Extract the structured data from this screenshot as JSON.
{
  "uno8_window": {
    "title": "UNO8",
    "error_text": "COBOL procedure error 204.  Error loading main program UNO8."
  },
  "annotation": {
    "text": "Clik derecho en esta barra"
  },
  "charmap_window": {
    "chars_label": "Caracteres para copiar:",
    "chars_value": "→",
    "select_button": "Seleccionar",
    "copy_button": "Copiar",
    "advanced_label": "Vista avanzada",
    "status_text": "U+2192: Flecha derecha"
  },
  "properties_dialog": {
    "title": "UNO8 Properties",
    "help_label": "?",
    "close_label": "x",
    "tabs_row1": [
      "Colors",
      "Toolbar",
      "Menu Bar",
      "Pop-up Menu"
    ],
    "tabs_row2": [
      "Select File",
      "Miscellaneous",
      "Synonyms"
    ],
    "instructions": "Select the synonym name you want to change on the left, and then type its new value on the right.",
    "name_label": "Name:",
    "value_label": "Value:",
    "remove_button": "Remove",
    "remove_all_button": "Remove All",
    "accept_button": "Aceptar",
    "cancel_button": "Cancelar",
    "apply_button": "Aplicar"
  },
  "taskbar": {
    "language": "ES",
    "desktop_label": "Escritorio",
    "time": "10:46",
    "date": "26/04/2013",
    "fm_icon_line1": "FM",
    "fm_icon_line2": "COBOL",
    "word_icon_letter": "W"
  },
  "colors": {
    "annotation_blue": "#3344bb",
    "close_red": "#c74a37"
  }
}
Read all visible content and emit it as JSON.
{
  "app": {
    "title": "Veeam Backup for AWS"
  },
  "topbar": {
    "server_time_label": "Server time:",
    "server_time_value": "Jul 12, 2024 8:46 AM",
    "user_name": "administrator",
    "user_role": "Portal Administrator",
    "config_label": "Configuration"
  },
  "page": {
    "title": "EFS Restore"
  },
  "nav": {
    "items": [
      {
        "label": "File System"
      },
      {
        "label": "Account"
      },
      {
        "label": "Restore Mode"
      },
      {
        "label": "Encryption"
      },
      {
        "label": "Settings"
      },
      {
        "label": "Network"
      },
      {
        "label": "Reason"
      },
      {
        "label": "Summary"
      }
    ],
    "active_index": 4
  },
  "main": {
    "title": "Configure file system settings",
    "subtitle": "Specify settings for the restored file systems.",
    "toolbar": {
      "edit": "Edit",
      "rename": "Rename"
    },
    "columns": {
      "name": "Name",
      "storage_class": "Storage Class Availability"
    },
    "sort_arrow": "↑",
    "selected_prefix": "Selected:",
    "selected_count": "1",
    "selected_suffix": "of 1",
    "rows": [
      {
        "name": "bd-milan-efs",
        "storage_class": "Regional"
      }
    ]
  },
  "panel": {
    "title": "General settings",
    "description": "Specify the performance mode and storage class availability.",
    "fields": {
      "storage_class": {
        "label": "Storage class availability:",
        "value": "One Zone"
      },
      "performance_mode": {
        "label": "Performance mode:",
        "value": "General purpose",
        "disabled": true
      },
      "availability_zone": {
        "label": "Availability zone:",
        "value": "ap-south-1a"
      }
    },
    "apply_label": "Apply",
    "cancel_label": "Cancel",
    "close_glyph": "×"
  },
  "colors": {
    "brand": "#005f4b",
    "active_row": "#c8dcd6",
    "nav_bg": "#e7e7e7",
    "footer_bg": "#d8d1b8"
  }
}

····················

Short task: Give only the number of lines that include the word "Remove".

Result of the task: 2